**TASK TO CARRY OUT:** Without including any pictures, write out the listing below exactly.

**RECORDS TO USE:**
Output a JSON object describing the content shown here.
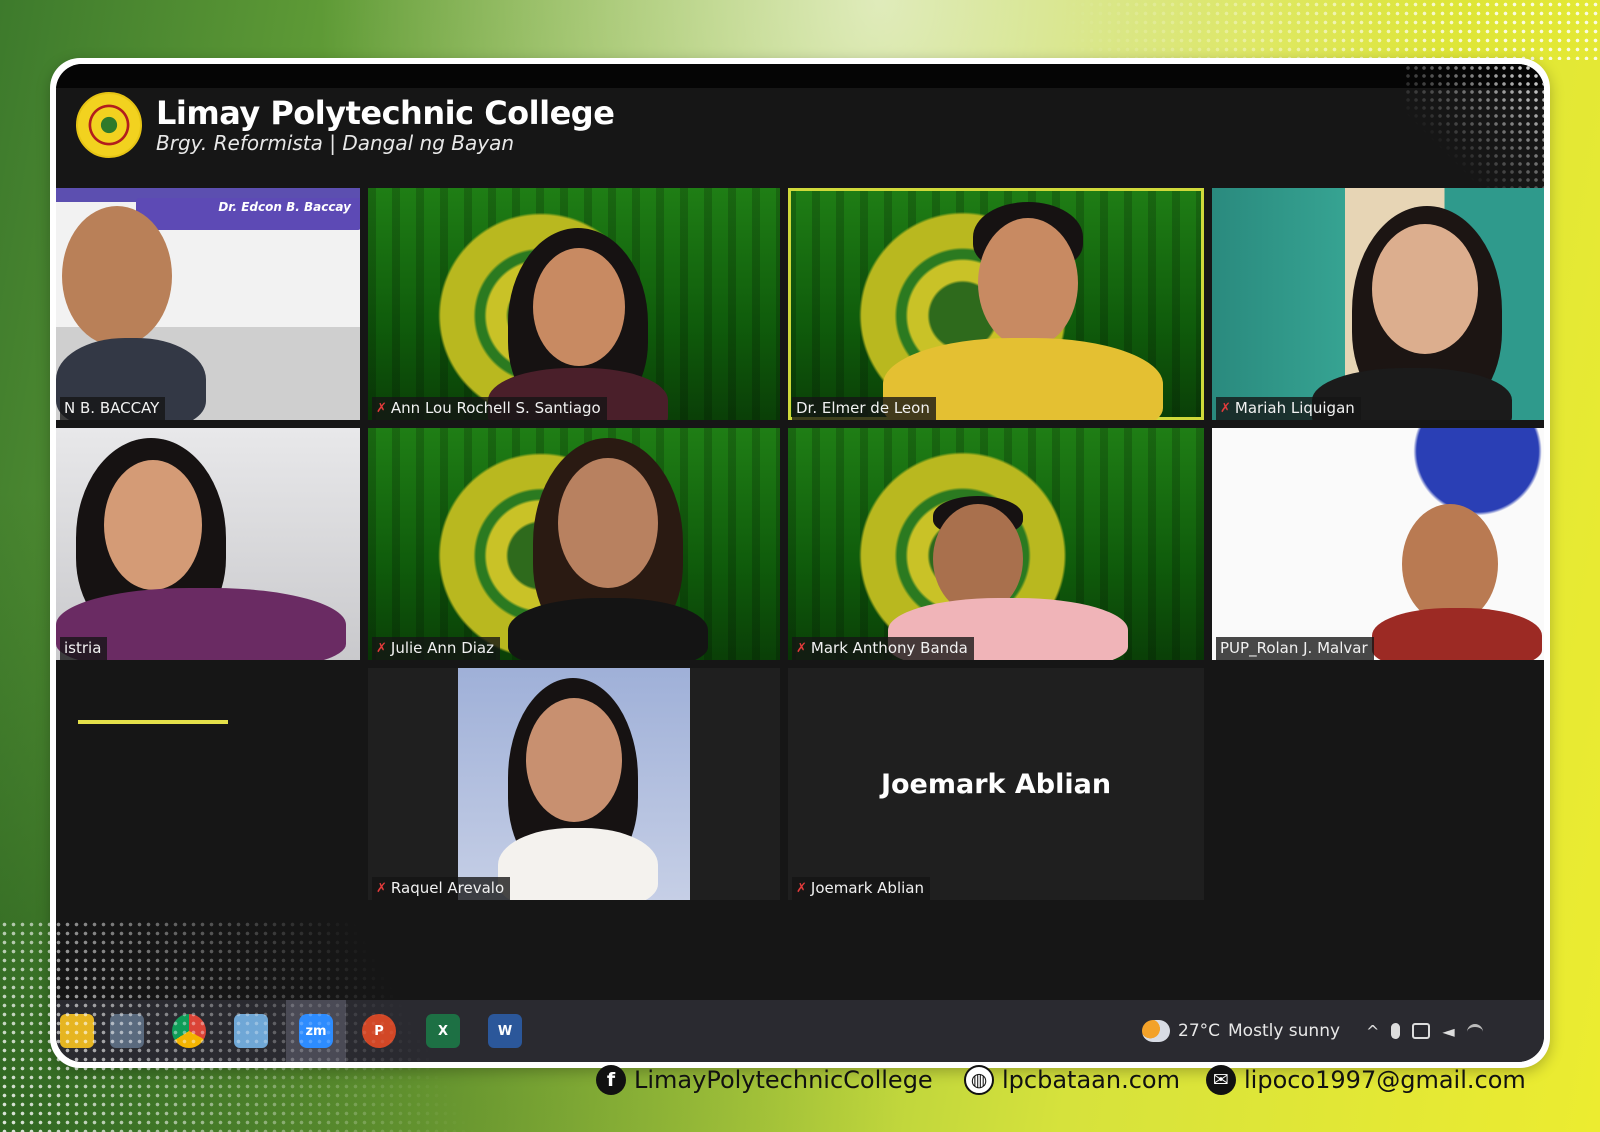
{
  "brand": {
    "title": "Limay Polytechnic College",
    "subtitle": "Brgy. Reformista | Dangal ng Bayan"
  },
  "participants": [
    {
      "id": "baccay",
      "label": "N B. BACCAY",
      "banner": "Dr. Edcon B. Baccay",
      "muted": false
    },
    {
      "id": "santiago",
      "label": "Ann Lou Rochell S. Santiago",
      "muted": true
    },
    {
      "id": "deleon",
      "label": "Dr. Elmer de Leon",
      "muted": false,
      "active_speaker": true
    },
    {
      "id": "liquigan",
      "label": "Mariah Liquigan",
      "muted": true
    },
    {
      "id": "astria",
      "label": "istria",
      "muted": false
    },
    {
      "id": "diaz",
      "label": "Julie Ann Diaz",
      "muted": true
    },
    {
      "id": "banda",
      "label": "Mark Anthony Banda",
      "muted": true
    },
    {
      "id": "malvar",
      "label": "PUP_Rolan J. Malvar",
      "muted": false
    },
    {
      "id": "arevalo",
      "label": "Raquel Arevalo",
      "muted": true
    },
    {
      "id": "ablian",
      "label": "Joemark Ablian",
      "center_name": "Joemark Ablian",
      "muted": true
    }
  ],
  "taskbar": {
    "apps": [
      "file-explorer-icon",
      "calculator-icon",
      "chrome-icon",
      "notepad-icon",
      "zoom-icon",
      "powerpoint-icon",
      "excel-icon",
      "word-icon"
    ],
    "zoom_label": "zm",
    "powerpoint_label": "P",
    "excel_label": "X",
    "word_label": "W",
    "temperature": "27°C",
    "weather": "Mostly sunny"
  },
  "footer": {
    "facebook": "LimayPolytechnicCollege",
    "website": "lpcbataan.com",
    "email": "lipoco1997@gmail.com"
  },
  "colors": {
    "active_speaker_border": "#cfd93a",
    "screen_bg": "#161616",
    "mute_icon": "#e23b3b"
  }
}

**EXPECTED ANSWER:**
Output a JSON object describing the content shown here.
{
  "brand": {
    "title": "Limay Polytechnic College",
    "subtitle": "Brgy. Reformista | Dangal ng Bayan"
  },
  "participants": [
    {
      "id": "baccay",
      "label": "N B. BACCAY",
      "banner": "Dr. Edcon B. Baccay",
      "muted": false
    },
    {
      "id": "santiago",
      "label": "Ann Lou Rochell S. Santiago",
      "muted": true
    },
    {
      "id": "deleon",
      "label": "Dr. Elmer de Leon",
      "muted": false,
      "active_speaker": true
    },
    {
      "id": "liquigan",
      "label": "Mariah Liquigan",
      "muted": true
    },
    {
      "id": "astria",
      "label": "istria",
      "muted": false
    },
    {
      "id": "diaz",
      "label": "Julie Ann Diaz",
      "muted": true
    },
    {
      "id": "banda",
      "label": "Mark Anthony Banda",
      "muted": true
    },
    {
      "id": "malvar",
      "label": "PUP_Rolan J. Malvar",
      "muted": false
    },
    {
      "id": "arevalo",
      "label": "Raquel Arevalo",
      "muted": true
    },
    {
      "id": "ablian",
      "label": "Joemark Ablian",
      "center_name": "Joemark Ablian",
      "muted": true
    }
  ],
  "taskbar": {
    "apps": [
      "file-explorer-icon",
      "calculator-icon",
      "chrome-icon",
      "notepad-icon",
      "zoom-icon",
      "powerpoint-icon",
      "excel-icon",
      "word-icon"
    ],
    "zoom_label": "zm",
    "powerpoint_label": "P",
    "excel_label": "X",
    "word_label": "W",
    "temperature": "27°C",
    "weather": "Mostly sunny"
  },
  "footer": {
    "facebook": "LimayPolytechnicCollege",
    "website": "lpcbataan.com",
    "email": "lipoco1997@gmail.com"
  },
  "colors": {
    "active_speaker_border": "#cfd93a",
    "screen_bg": "#161616",
    "mute_icon": "#e23b3b"
  }
}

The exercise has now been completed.